[Records from a collection of figures]
---+---
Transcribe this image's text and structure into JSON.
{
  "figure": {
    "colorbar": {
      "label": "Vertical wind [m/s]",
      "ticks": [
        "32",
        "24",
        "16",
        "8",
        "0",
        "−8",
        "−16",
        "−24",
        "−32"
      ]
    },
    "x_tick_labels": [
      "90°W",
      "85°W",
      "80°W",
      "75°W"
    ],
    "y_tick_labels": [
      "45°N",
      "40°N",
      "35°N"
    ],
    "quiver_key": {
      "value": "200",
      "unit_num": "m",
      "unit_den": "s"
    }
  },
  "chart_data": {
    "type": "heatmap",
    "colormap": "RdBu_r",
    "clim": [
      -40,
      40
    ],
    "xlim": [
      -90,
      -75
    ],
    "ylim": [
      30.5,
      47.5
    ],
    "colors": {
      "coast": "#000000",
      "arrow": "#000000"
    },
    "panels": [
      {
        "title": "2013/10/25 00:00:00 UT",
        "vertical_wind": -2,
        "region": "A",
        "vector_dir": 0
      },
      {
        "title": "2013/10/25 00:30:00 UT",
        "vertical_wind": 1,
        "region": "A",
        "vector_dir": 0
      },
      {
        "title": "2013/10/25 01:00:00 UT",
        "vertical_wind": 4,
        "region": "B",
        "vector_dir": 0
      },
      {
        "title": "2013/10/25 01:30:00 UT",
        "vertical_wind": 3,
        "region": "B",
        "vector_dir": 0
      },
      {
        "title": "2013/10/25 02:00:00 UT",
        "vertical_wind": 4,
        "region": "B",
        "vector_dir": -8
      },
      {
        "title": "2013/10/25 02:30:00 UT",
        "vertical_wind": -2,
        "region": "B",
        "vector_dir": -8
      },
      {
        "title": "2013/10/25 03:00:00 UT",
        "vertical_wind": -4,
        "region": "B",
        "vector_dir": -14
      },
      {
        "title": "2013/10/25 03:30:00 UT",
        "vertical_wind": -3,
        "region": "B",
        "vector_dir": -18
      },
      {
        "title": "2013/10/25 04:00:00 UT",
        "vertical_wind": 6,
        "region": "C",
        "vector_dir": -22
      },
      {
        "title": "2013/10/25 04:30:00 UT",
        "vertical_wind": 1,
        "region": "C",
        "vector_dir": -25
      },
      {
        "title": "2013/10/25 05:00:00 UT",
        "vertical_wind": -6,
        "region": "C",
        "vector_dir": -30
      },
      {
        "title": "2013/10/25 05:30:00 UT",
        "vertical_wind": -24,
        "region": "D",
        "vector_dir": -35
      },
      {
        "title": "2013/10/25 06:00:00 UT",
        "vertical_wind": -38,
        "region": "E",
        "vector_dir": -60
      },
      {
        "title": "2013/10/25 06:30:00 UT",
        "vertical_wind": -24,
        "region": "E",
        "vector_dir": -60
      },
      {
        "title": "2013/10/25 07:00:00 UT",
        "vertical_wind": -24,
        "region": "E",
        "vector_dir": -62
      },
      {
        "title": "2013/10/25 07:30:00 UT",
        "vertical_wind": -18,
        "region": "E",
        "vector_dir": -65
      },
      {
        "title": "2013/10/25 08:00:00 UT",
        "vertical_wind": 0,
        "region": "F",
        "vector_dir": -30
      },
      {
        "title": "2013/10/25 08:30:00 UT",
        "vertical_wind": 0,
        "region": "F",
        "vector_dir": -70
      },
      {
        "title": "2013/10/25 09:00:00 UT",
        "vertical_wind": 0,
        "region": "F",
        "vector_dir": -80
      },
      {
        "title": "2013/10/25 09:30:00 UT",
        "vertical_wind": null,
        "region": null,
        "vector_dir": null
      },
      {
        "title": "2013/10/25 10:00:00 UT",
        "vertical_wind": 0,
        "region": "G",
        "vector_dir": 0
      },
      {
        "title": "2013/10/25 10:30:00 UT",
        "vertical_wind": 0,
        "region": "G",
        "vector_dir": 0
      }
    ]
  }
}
---+---
Work required: All of the entries above should be written out again exactly.

Solution:
Transcribe this image's text and structure into JSON.
{
  "figure": {
    "colorbar": {
      "label": "Vertical wind [m/s]",
      "ticks": [
        "32",
        "24",
        "16",
        "8",
        "0",
        "−8",
        "−16",
        "−24",
        "−32"
      ]
    },
    "x_tick_labels": [
      "90°W",
      "85°W",
      "80°W",
      "75°W"
    ],
    "y_tick_labels": [
      "45°N",
      "40°N",
      "35°N"
    ],
    "quiver_key": {
      "value": "200",
      "unit_num": "m",
      "unit_den": "s"
    }
  },
  "chart_data": {
    "type": "heatmap",
    "colormap": "RdBu_r",
    "clim": [
      -40,
      40
    ],
    "xlim": [
      -90,
      -75
    ],
    "ylim": [
      30.5,
      47.5
    ],
    "colors": {
      "coast": "#000000",
      "arrow": "#000000"
    },
    "panels": [
      {
        "title": "2013/10/25 00:00:00 UT",
        "vertical_wind": -2,
        "region": "A",
        "vector_dir": 0
      },
      {
        "title": "2013/10/25 00:30:00 UT",
        "vertical_wind": 1,
        "region": "A",
        "vector_dir": 0
      },
      {
        "title": "2013/10/25 01:00:00 UT",
        "vertical_wind": 4,
        "region": "B",
        "vector_dir": 0
      },
      {
        "title": "2013/10/25 01:30:00 UT",
        "vertical_wind": 3,
        "region": "B",
        "vector_dir": 0
      },
      {
        "title": "2013/10/25 02:00:00 UT",
        "vertical_wind": 4,
        "region": "B",
        "vector_dir": -8
      },
      {
        "title": "2013/10/25 02:30:00 UT",
        "vertical_wind": -2,
        "region": "B",
        "vector_dir": -8
      },
      {
        "title": "2013/10/25 03:00:00 UT",
        "vertical_wind": -4,
        "region": "B",
        "vector_dir": -14
      },
      {
        "title": "2013/10/25 03:30:00 UT",
        "vertical_wind": -3,
        "region": "B",
        "vector_dir": -18
      },
      {
        "title": "2013/10/25 04:00:00 UT",
        "vertical_wind": 6,
        "region": "C",
        "vector_dir": -22
      },
      {
        "title": "2013/10/25 04:30:00 UT",
        "vertical_wind": 1,
        "region": "C",
        "vector_dir": -25
      },
      {
        "title": "2013/10/25 05:00:00 UT",
        "vertical_wind": -6,
        "region": "C",
        "vector_dir": -30
      },
      {
        "title": "2013/10/25 05:30:00 UT",
        "vertical_wind": -24,
        "region": "D",
        "vector_dir": -35
      },
      {
        "title": "2013/10/25 06:00:00 UT",
        "vertical_wind": -38,
        "region": "E",
        "vector_dir": -60
      },
      {
        "title": "2013/10/25 06:30:00 UT",
        "vertical_wind": -24,
        "region": "E",
        "vector_dir": -60
      },
      {
        "title": "2013/10/25 07:00:00 UT",
        "vertical_wind": -24,
        "region": "E",
        "vector_dir": -62
      },
      {
        "title": "2013/10/25 07:30:00 UT",
        "vertical_wind": -18,
        "region": "E",
        "vector_dir": -65
      },
      {
        "title": "2013/10/25 08:00:00 UT",
        "vertical_wind": 0,
        "region": "F",
        "vector_dir": -30
      },
      {
        "title": "2013/10/25 08:30:00 UT",
        "vertical_wind": 0,
        "region": "F",
        "vector_dir": -70
      },
      {
        "title": "2013/10/25 09:00:00 UT",
        "vertical_wind": 0,
        "region": "F",
        "vector_dir": -80
      },
      {
        "title": "2013/10/25 09:30:00 UT",
        "vertical_wind": null,
        "region": null,
        "vector_dir": null
      },
      {
        "title": "2013/10/25 10:00:00 UT",
        "vertical_wind": 0,
        "region": "G",
        "vector_dir": 0
      },
      {
        "title": "2013/10/25 10:30:00 UT",
        "vertical_wind": 0,
        "region": "G",
        "vector_dir": 0
      }
    ]
  }
}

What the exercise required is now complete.